-- Exercise task --
Reproduce every entry exactly as shown.

-- Stored data --

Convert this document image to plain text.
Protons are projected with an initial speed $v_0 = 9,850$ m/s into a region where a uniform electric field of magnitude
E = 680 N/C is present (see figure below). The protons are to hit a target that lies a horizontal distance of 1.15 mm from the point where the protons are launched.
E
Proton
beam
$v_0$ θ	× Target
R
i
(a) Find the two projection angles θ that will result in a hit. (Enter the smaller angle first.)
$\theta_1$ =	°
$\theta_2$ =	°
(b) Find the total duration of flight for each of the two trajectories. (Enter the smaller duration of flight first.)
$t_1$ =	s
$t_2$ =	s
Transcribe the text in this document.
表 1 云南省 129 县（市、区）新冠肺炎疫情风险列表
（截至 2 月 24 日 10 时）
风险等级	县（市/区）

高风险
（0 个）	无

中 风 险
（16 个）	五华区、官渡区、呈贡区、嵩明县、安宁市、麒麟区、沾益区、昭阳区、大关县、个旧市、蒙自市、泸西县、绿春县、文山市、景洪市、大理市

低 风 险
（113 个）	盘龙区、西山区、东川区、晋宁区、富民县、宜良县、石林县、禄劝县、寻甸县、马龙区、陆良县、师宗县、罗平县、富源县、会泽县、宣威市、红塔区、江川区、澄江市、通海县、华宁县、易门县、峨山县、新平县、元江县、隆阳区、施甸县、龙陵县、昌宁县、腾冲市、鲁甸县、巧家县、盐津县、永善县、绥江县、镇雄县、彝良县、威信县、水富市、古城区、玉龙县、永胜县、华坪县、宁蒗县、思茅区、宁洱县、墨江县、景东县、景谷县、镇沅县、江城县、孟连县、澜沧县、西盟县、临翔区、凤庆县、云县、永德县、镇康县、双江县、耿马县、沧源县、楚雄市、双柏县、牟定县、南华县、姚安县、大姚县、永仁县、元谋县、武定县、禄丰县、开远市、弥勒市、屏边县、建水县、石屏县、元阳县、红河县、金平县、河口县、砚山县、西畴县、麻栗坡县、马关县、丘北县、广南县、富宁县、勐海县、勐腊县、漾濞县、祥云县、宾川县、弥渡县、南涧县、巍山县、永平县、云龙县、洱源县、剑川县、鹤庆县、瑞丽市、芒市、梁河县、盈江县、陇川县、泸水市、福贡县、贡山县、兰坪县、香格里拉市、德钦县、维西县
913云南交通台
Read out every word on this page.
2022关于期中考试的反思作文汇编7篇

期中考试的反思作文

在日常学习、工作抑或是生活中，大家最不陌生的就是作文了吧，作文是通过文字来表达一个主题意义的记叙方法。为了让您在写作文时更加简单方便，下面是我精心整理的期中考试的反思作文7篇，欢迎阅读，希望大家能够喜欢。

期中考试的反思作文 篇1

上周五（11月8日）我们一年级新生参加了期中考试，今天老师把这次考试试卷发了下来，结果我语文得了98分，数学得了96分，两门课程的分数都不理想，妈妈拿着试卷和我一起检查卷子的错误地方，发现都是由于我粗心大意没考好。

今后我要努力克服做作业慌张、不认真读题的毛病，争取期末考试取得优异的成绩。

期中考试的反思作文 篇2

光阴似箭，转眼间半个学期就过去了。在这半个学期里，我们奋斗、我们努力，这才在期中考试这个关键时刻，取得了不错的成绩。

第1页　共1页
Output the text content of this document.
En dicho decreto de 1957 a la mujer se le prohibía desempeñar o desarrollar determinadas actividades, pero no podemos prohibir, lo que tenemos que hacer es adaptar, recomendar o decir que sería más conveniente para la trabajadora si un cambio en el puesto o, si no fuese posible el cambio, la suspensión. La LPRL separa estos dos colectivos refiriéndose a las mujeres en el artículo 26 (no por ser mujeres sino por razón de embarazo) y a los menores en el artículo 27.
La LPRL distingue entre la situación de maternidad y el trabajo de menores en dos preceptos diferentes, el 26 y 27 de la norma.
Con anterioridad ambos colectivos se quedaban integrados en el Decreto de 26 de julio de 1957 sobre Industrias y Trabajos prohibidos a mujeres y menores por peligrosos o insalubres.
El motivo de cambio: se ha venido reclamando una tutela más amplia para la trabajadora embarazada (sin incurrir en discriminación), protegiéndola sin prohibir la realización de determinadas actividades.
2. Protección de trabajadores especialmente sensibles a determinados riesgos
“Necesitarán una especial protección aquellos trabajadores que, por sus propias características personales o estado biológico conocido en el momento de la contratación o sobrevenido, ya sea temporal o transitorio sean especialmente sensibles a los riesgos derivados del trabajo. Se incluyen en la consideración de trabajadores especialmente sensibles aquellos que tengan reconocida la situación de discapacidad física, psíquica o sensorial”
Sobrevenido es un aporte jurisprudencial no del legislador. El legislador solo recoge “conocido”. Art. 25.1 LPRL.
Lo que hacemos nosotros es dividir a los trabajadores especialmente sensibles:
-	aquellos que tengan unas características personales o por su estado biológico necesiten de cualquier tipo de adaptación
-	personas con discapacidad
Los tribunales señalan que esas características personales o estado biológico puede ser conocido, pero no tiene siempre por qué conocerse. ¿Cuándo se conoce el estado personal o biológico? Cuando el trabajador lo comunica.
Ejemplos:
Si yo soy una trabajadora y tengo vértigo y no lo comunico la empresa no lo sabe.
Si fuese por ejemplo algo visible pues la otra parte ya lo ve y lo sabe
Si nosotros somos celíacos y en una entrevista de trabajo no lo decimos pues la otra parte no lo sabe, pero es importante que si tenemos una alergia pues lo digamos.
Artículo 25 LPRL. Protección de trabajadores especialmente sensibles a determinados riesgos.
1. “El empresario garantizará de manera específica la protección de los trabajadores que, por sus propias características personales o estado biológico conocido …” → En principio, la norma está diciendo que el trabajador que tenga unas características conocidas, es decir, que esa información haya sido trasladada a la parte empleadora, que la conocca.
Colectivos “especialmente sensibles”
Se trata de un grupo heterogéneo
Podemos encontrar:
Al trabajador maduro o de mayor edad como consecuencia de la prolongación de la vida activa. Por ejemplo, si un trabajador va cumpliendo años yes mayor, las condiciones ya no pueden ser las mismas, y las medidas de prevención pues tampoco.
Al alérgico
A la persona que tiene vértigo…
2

-- Full solution --
Convert this document image to plain text.
Protons are projected with an initial speed $v_0 = 9,850$ m/s into a region where a uniform electric field of magnitude
E = 680 N/C is present (see figure below). The protons are to hit a target that lies a horizontal distance of 1.15 mm from the point where the protons are launched.
E
Proton
beam
$v_0$ θ	× Target
R
i
(a) Find the two projection angles θ that will result in a hit. (Enter the smaller angle first.)
$\theta_1$ =	°
$\theta_2$ =	°
(b) Find the total duration of flight for each of the two trajectories. (Enter the smaller duration of flight first.)
$t_1$ =	s
$t_2$ =	s
Transcribe the text in this document.
表 1 云南省 129 县（市、区）新冠肺炎疫情风险列表
（截至 2 月 24 日 10 时）
风险等级	县（市/区）

高风险
（0 个）	无

中 风 险
（16 个）	五华区、官渡区、呈贡区、嵩明县、安宁市、麒麟区、沾益区、昭阳区、大关县、个旧市、蒙自市、泸西县、绿春县、文山市、景洪市、大理市

低 风 险
（113 个）	盘龙区、西山区、东川区、晋宁区、富民县、宜良县、石林县、禄劝县、寻甸县、马龙区、陆良县、师宗县、罗平县、富源县、会泽县、宣威市、红塔区、江川区、澄江市、通海县、华宁县、易门县、峨山县、新平县、元江县、隆阳区、施甸县、龙陵县、昌宁县、腾冲市、鲁甸县、巧家县、盐津县、永善县、绥江县、镇雄县、彝良县、威信县、水富市、古城区、玉龙县、永胜县、华坪县、宁蒗县、思茅区、宁洱县、墨江县、景东县、景谷县、镇沅县、江城县、孟连县、澜沧县、西盟县、临翔区、凤庆县、云县、永德县、镇康县、双江县、耿马县、沧源县、楚雄市、双柏县、牟定县、南华县、姚安县、大姚县、永仁县、元谋县、武定县、禄丰县、开远市、弥勒市、屏边县、建水县、石屏县、元阳县、红河县、金平县、河口县、砚山县、西畴县、麻栗坡县、马关县、丘北县、广南县、富宁县、勐海县、勐腊县、漾濞县、祥云县、宾川县、弥渡县、南涧县、巍山县、永平县、云龙县、洱源县、剑川县、鹤庆县、瑞丽市、芒市、梁河县、盈江县、陇川县、泸水市、福贡县、贡山县、兰坪县、香格里拉市、德钦县、维西县
913云南交通台
Read out every word on this page.
2022关于期中考试的反思作文汇编7篇

期中考试的反思作文

在日常学习、工作抑或是生活中，大家最不陌生的就是作文了吧，作文是通过文字来表达一个主题意义的记叙方法。为了让您在写作文时更加简单方便，下面是我精心整理的期中考试的反思作文7篇，欢迎阅读，希望大家能够喜欢。

期中考试的反思作文 篇1

上周五（11月8日）我们一年级新生参加了期中考试，今天老师把这次考试试卷发了下来，结果我语文得了98分，数学得了96分，两门课程的分数都不理想，妈妈拿着试卷和我一起检查卷子的错误地方，发现都是由于我粗心大意没考好。

今后我要努力克服做作业慌张、不认真读题的毛病，争取期末考试取得优异的成绩。

期中考试的反思作文 篇2

光阴似箭，转眼间半个学期就过去了。在这半个学期里，我们奋斗、我们努力，这才在期中考试这个关键时刻，取得了不错的成绩。

第1页　共1页
Output the text content of this document.
En dicho decreto de 1957 a la mujer se le prohibía desempeñar o desarrollar determinadas actividades, pero no podemos prohibir, lo que tenemos que hacer es adaptar, recomendar o decir que sería más conveniente para la trabajadora si un cambio en el puesto o, si no fuese posible el cambio, la suspensión. La LPRL separa estos dos colectivos refiriéndose a las mujeres en el artículo 26 (no por ser mujeres sino por razón de embarazo) y a los menores en el artículo 27.
La LPRL distingue entre la situación de maternidad y el trabajo de menores en dos preceptos diferentes, el 26 y 27 de la norma.
Con anterioridad ambos colectivos se quedaban integrados en el Decreto de 26 de julio de 1957 sobre Industrias y Trabajos prohibidos a mujeres y menores por peligrosos o insalubres.
El motivo de cambio: se ha venido reclamando una tutela más amplia para la trabajadora embarazada (sin incurrir en discriminación), protegiéndola sin prohibir la realización de determinadas actividades.
2. Protección de trabajadores especialmente sensibles a determinados riesgos
“Necesitarán una especial protección aquellos trabajadores que, por sus propias características personales o estado biológico conocido en el momento de la contratación o sobrevenido, ya sea temporal o transitorio sean especialmente sensibles a los riesgos derivados del trabajo. Se incluyen en la consideración de trabajadores especialmente sensibles aquellos que tengan reconocida la situación de discapacidad física, psíquica o sensorial”
Sobrevenido es un aporte jurisprudencial no del legislador. El legislador solo recoge “conocido”. Art. 25.1 LPRL.
Lo que hacemos nosotros es dividir a los trabajadores especialmente sensibles:
-	aquellos que tengan unas características personales o por su estado biológico necesiten de cualquier tipo de adaptación
-	personas con discapacidad
Los tribunales señalan que esas características personales o estado biológico puede ser conocido, pero no tiene siempre por qué conocerse. ¿Cuándo se conoce el estado personal o biológico? Cuando el trabajador lo comunica.
Ejemplos:
Si yo soy una trabajadora y tengo vértigo y no lo comunico la empresa no lo sabe.
Si fuese por ejemplo algo visible pues la otra parte ya lo ve y lo sabe
Si nosotros somos celíacos y en una entrevista de trabajo no lo decimos pues la otra parte no lo sabe, pero es importante que si tenemos una alergia pues lo digamos.
Artículo 25 LPRL. Protección de trabajadores especialmente sensibles a determinados riesgos.
1. “El empresario garantizará de manera específica la protección de los trabajadores que, por sus propias características personales o estado biológico conocido …” → En principio, la norma está diciendo que el trabajador que tenga unas características conocidas, es decir, que esa información haya sido trasladada a la parte empleadora, que la conocca.
Colectivos “especialmente sensibles”
Se trata de un grupo heterogéneo
Podemos encontrar:
Al trabajador maduro o de mayor edad como consecuencia de la prolongación de la vida activa. Por ejemplo, si un trabajador va cumpliendo años yes mayor, las condiciones ya no pueden ser las mismas, y las medidas de prevención pues tampoco.
Al alérgico
A la persona que tiene vértigo…
2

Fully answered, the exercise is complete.